What the exercise asks - Pull every line out of the data below and copy each one without any change. Leave the pictures out.

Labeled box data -
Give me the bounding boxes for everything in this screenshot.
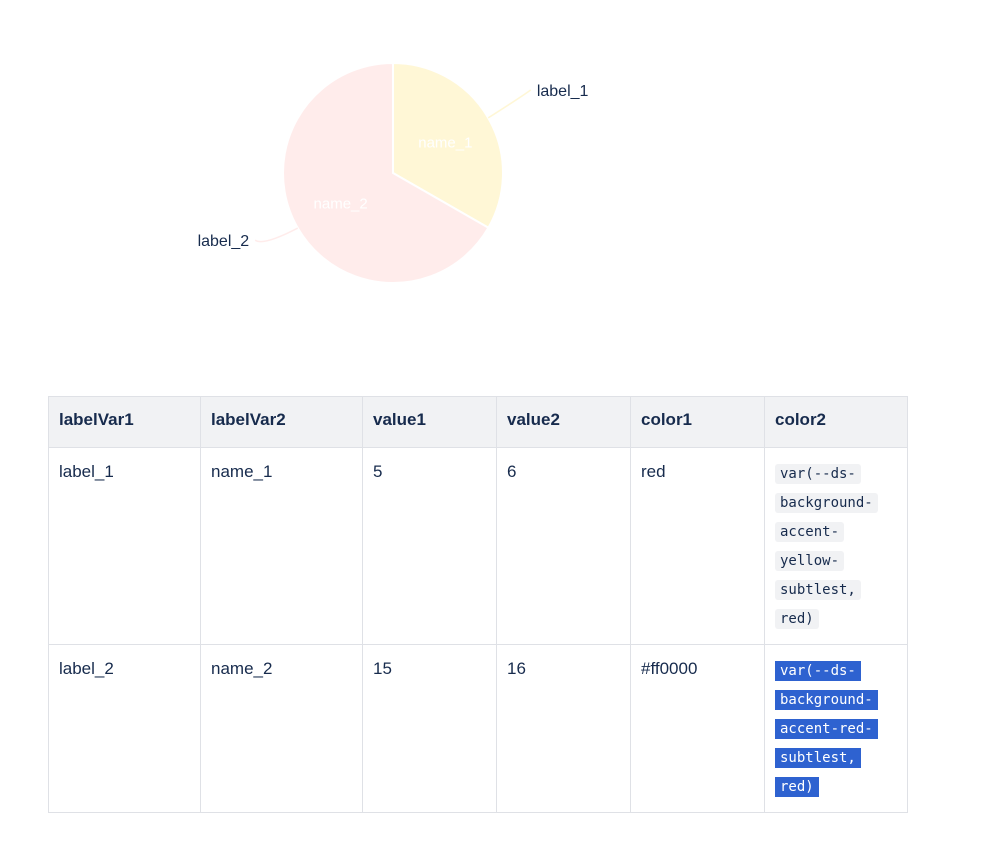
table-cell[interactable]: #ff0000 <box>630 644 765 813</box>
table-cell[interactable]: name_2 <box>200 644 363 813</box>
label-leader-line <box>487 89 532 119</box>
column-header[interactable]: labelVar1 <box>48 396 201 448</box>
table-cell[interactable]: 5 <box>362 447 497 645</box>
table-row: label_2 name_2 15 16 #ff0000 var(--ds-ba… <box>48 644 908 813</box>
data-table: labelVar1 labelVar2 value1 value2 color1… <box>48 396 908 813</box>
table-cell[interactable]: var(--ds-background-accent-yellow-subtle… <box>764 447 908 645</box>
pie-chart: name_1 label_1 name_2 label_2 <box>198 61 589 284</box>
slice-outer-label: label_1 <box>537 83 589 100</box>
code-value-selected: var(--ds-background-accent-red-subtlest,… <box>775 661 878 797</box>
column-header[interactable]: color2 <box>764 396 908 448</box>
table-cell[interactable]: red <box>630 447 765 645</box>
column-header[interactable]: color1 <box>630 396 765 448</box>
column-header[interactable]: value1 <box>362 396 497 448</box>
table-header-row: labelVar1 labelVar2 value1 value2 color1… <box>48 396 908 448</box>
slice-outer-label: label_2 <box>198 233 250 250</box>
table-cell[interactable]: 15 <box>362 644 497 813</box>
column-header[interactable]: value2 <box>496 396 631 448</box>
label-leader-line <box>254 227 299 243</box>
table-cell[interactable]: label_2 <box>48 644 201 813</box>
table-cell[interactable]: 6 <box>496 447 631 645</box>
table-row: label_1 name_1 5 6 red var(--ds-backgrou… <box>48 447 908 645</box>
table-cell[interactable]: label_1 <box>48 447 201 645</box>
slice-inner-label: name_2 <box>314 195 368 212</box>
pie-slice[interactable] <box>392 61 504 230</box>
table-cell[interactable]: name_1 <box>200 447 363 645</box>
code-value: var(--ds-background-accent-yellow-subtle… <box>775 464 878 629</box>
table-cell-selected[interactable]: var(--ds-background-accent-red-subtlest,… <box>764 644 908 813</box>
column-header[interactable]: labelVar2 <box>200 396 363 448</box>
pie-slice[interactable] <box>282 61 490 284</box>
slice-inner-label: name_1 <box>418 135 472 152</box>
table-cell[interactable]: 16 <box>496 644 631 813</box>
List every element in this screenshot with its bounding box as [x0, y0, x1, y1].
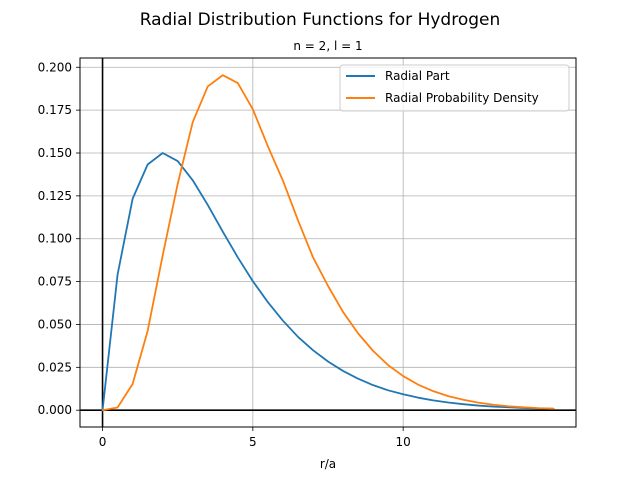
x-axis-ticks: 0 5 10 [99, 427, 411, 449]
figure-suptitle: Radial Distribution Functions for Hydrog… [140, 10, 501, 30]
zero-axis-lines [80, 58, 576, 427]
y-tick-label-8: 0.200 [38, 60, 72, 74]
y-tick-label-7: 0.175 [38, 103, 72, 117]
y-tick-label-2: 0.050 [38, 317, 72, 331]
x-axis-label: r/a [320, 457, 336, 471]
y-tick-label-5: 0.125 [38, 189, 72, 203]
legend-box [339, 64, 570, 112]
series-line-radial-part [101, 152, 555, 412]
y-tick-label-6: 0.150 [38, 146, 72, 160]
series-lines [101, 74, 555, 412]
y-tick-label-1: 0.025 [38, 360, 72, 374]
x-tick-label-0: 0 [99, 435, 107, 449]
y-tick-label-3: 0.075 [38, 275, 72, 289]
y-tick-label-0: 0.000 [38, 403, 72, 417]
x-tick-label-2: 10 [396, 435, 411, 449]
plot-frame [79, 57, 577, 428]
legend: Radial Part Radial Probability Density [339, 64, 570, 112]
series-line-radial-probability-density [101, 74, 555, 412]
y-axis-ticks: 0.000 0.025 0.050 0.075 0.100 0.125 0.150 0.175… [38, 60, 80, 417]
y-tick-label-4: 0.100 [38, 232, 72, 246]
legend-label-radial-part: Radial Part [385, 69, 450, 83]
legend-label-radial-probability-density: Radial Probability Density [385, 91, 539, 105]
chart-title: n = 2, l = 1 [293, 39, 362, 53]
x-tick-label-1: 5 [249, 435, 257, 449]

Final result -
Give me the bounding boxes for everything in this screenshot.
table-cell[interactable]: #ff0000 <box>630 644 765 813</box>
table-cell[interactable]: name_2 <box>200 644 363 813</box>
label-leader-line <box>487 89 532 119</box>
column-header[interactable]: labelVar1 <box>48 396 201 448</box>
table-cell[interactable]: 5 <box>362 447 497 645</box>
table-row: label_2 name_2 15 16 #ff0000 var(--ds-ba… <box>48 644 908 813</box>
data-table: labelVar1 labelVar2 value1 value2 color1… <box>48 396 908 813</box>
table-cell[interactable]: var(--ds-background-accent-yellow-subtle… <box>764 447 908 645</box>
pie-chart: name_1 label_1 name_2 label_2 <box>198 61 589 284</box>
slice-outer-label: label_1 <box>537 83 589 100</box>
code-value-selected: var(--ds-background-accent-red-subtlest,… <box>775 661 878 797</box>
column-header[interactable]: color2 <box>764 396 908 448</box>
table-cell[interactable]: red <box>630 447 765 645</box>
column-header[interactable]: color1 <box>630 396 765 448</box>
column-header[interactable]: value1 <box>362 396 497 448</box>
table-header-row: labelVar1 labelVar2 value1 value2 color1… <box>48 396 908 448</box>
slice-outer-label: label_2 <box>198 233 250 250</box>
table-cell[interactable]: 15 <box>362 644 497 813</box>
column-header[interactable]: value2 <box>496 396 631 448</box>
label-leader-line <box>254 227 299 243</box>
table-cell[interactable]: label_2 <box>48 644 201 813</box>
table-cell[interactable]: 6 <box>496 447 631 645</box>
table-row: label_1 name_1 5 6 red var(--ds-backgrou… <box>48 447 908 645</box>
table-cell[interactable]: label_1 <box>48 447 201 645</box>
slice-inner-label: name_2 <box>314 195 368 212</box>
pie-slice[interactable] <box>392 61 504 230</box>
table-cell[interactable]: name_1 <box>200 447 363 645</box>
code-value: var(--ds-background-accent-yellow-subtle… <box>775 464 878 629</box>
table-cell-selected[interactable]: var(--ds-background-accent-red-subtlest,… <box>764 644 908 813</box>
column-header[interactable]: labelVar2 <box>200 396 363 448</box>
pie-slice[interactable] <box>282 61 490 284</box>
slice-inner-label: name_1 <box>418 135 472 152</box>
table-cell[interactable]: 16 <box>496 644 631 813</box>
List every element in this screenshot with its bounding box as [x0, y0, x1, y1].
x-axis-ticks: 0 5 10 [99, 427, 411, 449]
figure-suptitle: Radial Distribution Functions for Hydrog… [140, 10, 501, 30]
zero-axis-lines [80, 58, 576, 427]
y-tick-label-8: 0.200 [38, 60, 72, 74]
y-tick-label-7: 0.175 [38, 103, 72, 117]
y-tick-label-2: 0.050 [38, 317, 72, 331]
x-axis-label: r/a [320, 457, 336, 471]
y-tick-label-5: 0.125 [38, 189, 72, 203]
legend-box [339, 64, 570, 112]
series-line-radial-part [101, 152, 555, 412]
y-tick-label-6: 0.150 [38, 146, 72, 160]
series-lines [101, 74, 555, 412]
y-tick-label-1: 0.025 [38, 360, 72, 374]
x-tick-label-0: 0 [99, 435, 107, 449]
y-tick-label-3: 0.075 [38, 275, 72, 289]
y-tick-label-0: 0.000 [38, 403, 72, 417]
x-tick-label-2: 10 [396, 435, 411, 449]
plot-frame [79, 57, 577, 428]
legend: Radial Part Radial Probability Density [339, 64, 570, 112]
series-line-radial-probability-density [101, 74, 555, 412]
y-axis-ticks: 0.000 0.025 0.050 0.075 0.100 0.125 0.150 0.175… [38, 60, 80, 417]
y-tick-label-4: 0.100 [38, 232, 72, 246]
legend-label-radial-part: Radial Part [385, 69, 450, 83]
legend-label-radial-probability-density: Radial Probability Density [385, 91, 539, 105]
chart-title: n = 2, l = 1 [293, 39, 362, 53]
x-tick-label-1: 5 [249, 435, 257, 449]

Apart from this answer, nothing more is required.